═══ EXERCISE MATERIAL ═══

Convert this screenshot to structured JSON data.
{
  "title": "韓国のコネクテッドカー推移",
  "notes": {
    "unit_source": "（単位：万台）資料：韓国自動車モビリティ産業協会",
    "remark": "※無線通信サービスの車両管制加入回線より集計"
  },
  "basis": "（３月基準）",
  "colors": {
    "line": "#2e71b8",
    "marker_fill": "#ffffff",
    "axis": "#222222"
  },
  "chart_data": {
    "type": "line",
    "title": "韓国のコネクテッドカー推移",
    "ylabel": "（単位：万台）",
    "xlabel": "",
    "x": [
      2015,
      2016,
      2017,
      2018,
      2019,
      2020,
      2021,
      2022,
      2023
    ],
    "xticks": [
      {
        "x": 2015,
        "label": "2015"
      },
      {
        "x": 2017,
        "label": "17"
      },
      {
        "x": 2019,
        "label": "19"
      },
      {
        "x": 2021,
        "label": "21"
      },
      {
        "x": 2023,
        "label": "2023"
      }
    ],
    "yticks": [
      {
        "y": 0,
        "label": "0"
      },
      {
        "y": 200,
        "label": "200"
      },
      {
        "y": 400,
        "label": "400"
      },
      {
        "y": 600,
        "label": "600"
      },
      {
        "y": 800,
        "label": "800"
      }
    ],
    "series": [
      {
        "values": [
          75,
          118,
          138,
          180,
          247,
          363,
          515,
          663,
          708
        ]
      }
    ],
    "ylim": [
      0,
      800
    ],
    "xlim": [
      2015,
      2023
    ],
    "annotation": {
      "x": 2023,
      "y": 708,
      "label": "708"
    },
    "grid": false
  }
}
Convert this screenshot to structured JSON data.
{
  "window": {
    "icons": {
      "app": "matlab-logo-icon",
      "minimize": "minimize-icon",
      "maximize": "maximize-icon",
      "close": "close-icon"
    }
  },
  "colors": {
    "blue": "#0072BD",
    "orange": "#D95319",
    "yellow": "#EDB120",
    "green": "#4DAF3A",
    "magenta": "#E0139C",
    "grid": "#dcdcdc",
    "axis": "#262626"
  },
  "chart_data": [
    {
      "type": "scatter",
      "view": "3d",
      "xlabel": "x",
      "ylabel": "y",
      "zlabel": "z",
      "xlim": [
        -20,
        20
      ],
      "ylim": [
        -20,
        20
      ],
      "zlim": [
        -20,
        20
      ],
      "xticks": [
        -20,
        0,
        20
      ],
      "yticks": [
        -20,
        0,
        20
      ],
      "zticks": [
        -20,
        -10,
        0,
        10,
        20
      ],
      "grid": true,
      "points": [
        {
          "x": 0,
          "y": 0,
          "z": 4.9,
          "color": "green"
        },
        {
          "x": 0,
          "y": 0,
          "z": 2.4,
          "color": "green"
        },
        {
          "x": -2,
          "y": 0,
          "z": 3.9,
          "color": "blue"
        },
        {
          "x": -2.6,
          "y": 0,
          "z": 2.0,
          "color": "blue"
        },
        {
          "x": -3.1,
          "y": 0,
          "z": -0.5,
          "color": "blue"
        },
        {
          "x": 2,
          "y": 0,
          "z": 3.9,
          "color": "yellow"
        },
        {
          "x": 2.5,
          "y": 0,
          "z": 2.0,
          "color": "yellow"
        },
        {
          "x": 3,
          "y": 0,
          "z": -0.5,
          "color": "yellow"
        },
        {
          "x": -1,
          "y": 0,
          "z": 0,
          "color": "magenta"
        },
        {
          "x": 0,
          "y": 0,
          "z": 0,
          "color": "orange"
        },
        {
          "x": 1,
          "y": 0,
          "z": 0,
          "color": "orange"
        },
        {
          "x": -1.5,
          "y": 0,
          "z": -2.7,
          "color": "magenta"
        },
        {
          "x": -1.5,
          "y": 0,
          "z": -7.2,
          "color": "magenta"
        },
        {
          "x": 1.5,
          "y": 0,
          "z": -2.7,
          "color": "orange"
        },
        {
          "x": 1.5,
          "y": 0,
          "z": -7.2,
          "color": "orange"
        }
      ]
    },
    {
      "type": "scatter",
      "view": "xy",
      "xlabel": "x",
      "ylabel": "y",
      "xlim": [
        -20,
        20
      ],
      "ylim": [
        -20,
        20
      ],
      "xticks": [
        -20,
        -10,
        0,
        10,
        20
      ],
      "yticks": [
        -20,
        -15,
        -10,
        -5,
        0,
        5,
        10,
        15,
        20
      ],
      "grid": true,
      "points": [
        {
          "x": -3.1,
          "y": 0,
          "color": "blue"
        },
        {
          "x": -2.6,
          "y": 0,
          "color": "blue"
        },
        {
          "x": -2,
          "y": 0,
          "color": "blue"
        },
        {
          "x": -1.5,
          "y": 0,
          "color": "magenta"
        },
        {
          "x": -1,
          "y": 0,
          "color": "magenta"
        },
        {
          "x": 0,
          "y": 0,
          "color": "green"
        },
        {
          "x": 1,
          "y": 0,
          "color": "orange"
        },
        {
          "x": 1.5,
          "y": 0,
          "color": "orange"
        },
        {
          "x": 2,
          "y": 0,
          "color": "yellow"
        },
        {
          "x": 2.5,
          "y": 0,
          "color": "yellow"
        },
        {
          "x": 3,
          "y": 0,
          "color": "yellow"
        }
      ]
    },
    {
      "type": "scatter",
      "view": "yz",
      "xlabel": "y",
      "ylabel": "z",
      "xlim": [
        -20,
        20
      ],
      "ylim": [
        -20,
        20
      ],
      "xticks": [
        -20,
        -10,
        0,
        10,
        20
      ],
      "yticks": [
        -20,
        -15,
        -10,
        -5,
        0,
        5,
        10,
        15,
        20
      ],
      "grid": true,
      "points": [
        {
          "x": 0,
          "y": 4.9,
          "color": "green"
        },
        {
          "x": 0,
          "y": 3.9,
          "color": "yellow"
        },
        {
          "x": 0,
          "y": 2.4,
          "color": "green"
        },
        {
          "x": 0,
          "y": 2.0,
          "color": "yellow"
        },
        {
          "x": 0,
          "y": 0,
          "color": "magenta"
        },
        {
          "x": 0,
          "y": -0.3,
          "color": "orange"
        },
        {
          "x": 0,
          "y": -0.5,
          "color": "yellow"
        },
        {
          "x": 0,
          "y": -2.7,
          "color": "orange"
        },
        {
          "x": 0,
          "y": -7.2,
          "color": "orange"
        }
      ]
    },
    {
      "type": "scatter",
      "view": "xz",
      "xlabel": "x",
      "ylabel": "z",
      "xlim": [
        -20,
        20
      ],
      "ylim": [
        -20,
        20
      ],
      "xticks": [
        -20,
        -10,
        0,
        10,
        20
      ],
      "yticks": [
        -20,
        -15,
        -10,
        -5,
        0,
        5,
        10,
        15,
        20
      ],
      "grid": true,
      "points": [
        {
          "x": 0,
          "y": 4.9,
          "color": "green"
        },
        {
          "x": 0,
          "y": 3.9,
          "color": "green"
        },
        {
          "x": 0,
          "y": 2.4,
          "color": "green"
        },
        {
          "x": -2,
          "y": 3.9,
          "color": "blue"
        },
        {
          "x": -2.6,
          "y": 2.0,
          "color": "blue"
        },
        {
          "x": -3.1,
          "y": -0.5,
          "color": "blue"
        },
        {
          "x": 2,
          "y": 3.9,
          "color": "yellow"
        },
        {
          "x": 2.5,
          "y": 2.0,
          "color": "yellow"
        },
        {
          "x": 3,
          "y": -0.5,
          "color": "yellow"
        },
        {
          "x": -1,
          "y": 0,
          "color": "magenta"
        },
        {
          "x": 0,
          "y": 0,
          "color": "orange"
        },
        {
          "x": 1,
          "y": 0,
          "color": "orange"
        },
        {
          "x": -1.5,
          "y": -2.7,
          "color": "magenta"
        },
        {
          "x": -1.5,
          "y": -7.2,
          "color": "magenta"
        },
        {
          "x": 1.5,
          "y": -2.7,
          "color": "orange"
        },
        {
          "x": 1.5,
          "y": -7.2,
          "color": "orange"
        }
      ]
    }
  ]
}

═══

TASK DESCRIPTION. Show every line of the records above that contains the word "title".

EXERCISE OUTPUT.
  "title": "韓国のコネクテッドカー推移",
    "title": "韓国のコネクテッドカー推移",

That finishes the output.